• **PROBLEM DESCRIPTION**:
Check every line of the data below for the string "location", and copy the ones that hold it.

------ SUPPLIED INFORMATION ------

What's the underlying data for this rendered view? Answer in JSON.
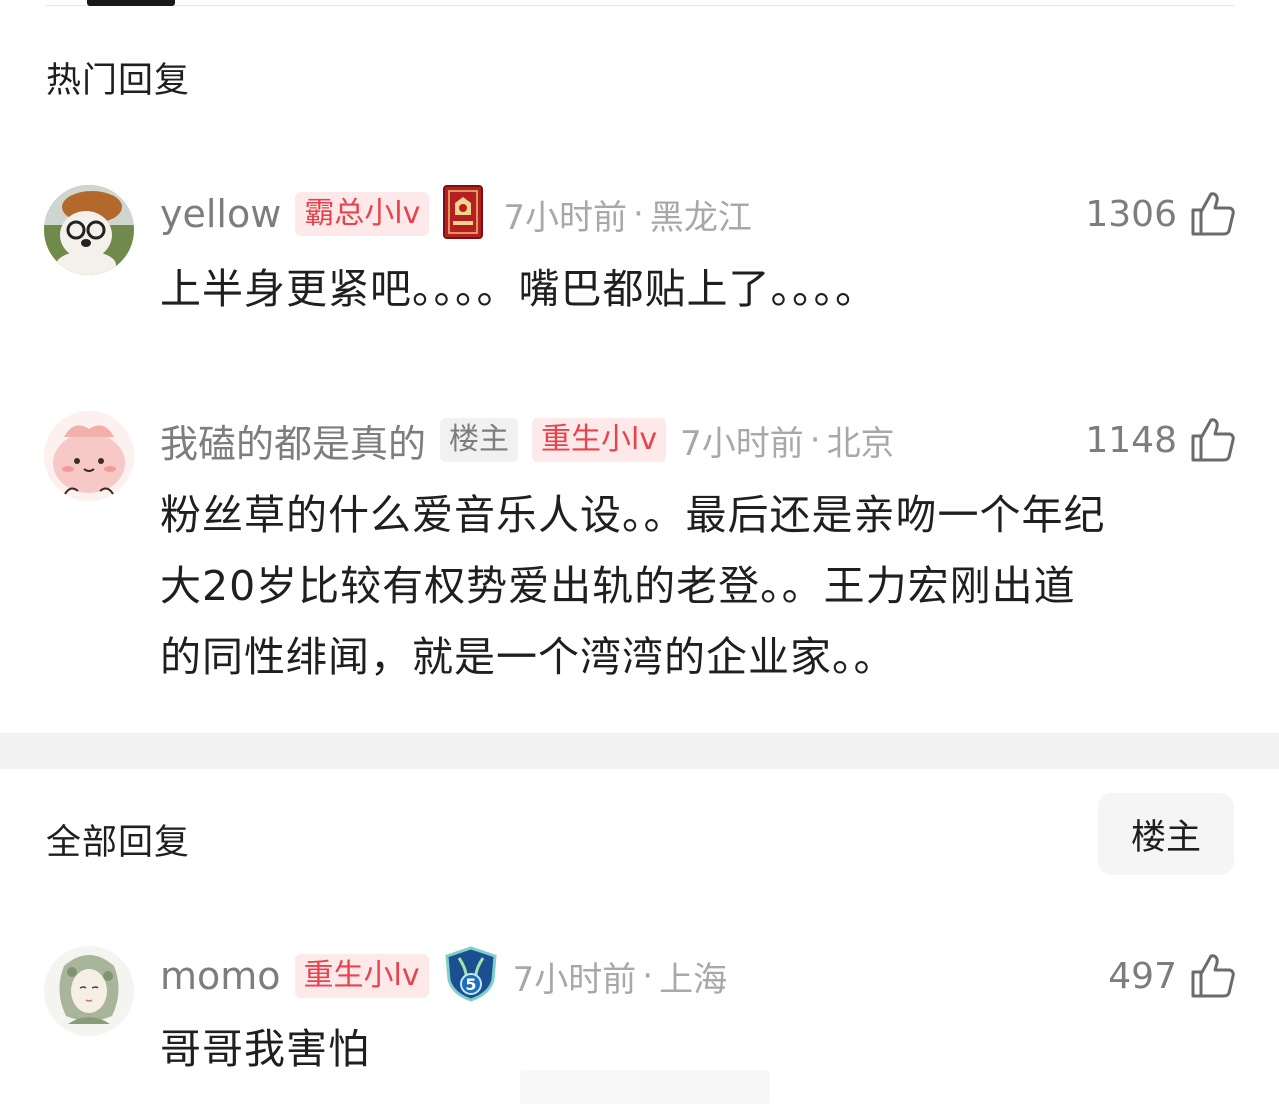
{
  "hot_section": {
    "title": "热门回复"
  },
  "all_section": {
    "title": "全部回复",
    "filter_label": "楼主"
  },
  "hot_comments": [
    {
      "username": "yellow",
      "badges": [
        "霸总小lv"
      ],
      "time": "7小时前",
      "separator": "·",
      "location": "黑龙江",
      "likes": "1306",
      "content": "上半身更紧吧。。。。嘴巴都贴上了。。。。"
    },
    {
      "username": "我磕的都是真的",
      "badges": [
        "楼主",
        "重生小lv"
      ],
      "time": "7小时前",
      "separator": "·",
      "location": "北京",
      "likes": "1148",
      "content_lines": [
        "粉丝草的什么爱音乐人设。。最后还是亲吻一个年纪",
        "大20岁比较有权势爱出轨的老登。。王力宏刚出道",
        "的同性绯闻，就是一个湾湾的企业家。。"
      ]
    }
  ],
  "all_comments": [
    {
      "username": "momo",
      "badges": [
        "重生小lv"
      ],
      "medal_level": "5",
      "time": "7小时前",
      "separator": "·",
      "location": "上海",
      "likes": "497",
      "content": "哥哥我害怕"
    }
  ],
  "icons": {
    "like": "thumbs-up-icon",
    "medal_red": "red-card-medal-icon",
    "medal_shield": "shield-level-icon"
  },
  "colors": {
    "badge_red_text": "#e8434c",
    "badge_red_bg": "#fde9ea",
    "meta_gray": "#a8a8a8",
    "username_gray": "#7d7d7d"
  }
}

------

• **ANSWER IN FULL**:
      "location": "黑龙江",
      "location": "北京",
      "location": "上海",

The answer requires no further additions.